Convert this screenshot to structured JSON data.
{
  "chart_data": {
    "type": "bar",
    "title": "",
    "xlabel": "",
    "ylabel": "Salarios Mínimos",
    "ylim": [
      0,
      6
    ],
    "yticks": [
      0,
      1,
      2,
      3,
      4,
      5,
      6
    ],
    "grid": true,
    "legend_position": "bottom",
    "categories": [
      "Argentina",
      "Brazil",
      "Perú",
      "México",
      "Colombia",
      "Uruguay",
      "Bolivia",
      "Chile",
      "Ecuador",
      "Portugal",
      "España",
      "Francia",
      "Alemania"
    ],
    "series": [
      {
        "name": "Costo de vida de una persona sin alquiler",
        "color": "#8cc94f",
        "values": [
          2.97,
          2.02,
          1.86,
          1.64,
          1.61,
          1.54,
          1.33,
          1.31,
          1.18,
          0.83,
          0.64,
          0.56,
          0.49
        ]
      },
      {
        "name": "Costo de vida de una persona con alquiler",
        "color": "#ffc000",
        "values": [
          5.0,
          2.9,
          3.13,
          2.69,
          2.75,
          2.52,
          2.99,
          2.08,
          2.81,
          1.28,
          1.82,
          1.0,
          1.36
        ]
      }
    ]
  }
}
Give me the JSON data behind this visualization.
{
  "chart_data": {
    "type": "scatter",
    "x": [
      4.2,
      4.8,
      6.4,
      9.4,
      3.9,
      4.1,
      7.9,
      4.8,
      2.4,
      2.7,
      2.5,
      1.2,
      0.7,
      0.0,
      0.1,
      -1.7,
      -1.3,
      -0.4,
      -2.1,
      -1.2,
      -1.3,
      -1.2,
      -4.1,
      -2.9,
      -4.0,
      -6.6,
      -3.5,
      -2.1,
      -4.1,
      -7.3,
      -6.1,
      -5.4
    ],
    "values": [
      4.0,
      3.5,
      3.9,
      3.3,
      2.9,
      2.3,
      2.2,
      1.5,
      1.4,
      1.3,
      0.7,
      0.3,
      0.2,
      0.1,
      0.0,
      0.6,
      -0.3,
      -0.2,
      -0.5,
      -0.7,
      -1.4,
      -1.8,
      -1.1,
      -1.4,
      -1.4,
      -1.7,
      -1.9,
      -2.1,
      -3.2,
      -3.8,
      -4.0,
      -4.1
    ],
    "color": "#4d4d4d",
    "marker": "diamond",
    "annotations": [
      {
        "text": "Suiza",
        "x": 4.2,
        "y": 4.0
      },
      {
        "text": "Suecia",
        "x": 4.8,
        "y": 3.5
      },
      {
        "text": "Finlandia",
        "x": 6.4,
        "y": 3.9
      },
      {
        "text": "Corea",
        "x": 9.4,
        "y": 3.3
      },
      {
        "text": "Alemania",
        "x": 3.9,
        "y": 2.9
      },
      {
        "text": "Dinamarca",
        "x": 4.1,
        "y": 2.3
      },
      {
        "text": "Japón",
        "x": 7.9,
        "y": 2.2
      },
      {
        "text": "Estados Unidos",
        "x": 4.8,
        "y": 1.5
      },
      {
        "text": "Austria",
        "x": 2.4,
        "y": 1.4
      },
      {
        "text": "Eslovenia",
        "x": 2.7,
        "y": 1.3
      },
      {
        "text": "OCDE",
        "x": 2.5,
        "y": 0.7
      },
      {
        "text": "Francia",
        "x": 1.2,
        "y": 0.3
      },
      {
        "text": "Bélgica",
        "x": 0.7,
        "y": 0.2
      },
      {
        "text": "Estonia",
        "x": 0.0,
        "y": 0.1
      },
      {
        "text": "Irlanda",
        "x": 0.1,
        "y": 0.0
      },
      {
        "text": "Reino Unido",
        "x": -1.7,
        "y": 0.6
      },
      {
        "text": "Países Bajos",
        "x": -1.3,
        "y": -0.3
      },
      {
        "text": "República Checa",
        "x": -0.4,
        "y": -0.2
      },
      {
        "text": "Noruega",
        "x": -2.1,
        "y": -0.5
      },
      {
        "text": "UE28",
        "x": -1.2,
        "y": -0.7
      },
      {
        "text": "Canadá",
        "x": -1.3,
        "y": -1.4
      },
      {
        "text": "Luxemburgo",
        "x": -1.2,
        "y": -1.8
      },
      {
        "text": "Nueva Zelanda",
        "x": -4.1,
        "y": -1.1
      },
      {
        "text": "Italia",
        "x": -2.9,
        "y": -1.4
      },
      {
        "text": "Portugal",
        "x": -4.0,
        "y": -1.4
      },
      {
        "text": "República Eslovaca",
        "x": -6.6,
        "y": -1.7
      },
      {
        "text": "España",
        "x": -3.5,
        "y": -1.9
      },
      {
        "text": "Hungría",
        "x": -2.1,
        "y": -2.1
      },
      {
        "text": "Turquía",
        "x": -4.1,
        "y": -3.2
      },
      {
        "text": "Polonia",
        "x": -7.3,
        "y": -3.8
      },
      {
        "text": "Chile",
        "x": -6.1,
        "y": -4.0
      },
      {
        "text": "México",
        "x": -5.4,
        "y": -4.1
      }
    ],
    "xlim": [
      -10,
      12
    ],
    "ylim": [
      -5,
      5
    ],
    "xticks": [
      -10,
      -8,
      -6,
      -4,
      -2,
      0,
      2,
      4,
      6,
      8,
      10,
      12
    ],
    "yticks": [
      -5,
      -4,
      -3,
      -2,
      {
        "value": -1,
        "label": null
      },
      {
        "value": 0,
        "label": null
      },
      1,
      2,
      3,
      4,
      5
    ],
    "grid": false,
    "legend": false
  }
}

YOUR OBJECTIVE => Out of the records, collect only those lines that contain the string "color".

SOLUTION TO THE EXERCISE =>
        "color": "#8cc94f",
        "color": "#ffc000",
    "color": "#4d4d4d",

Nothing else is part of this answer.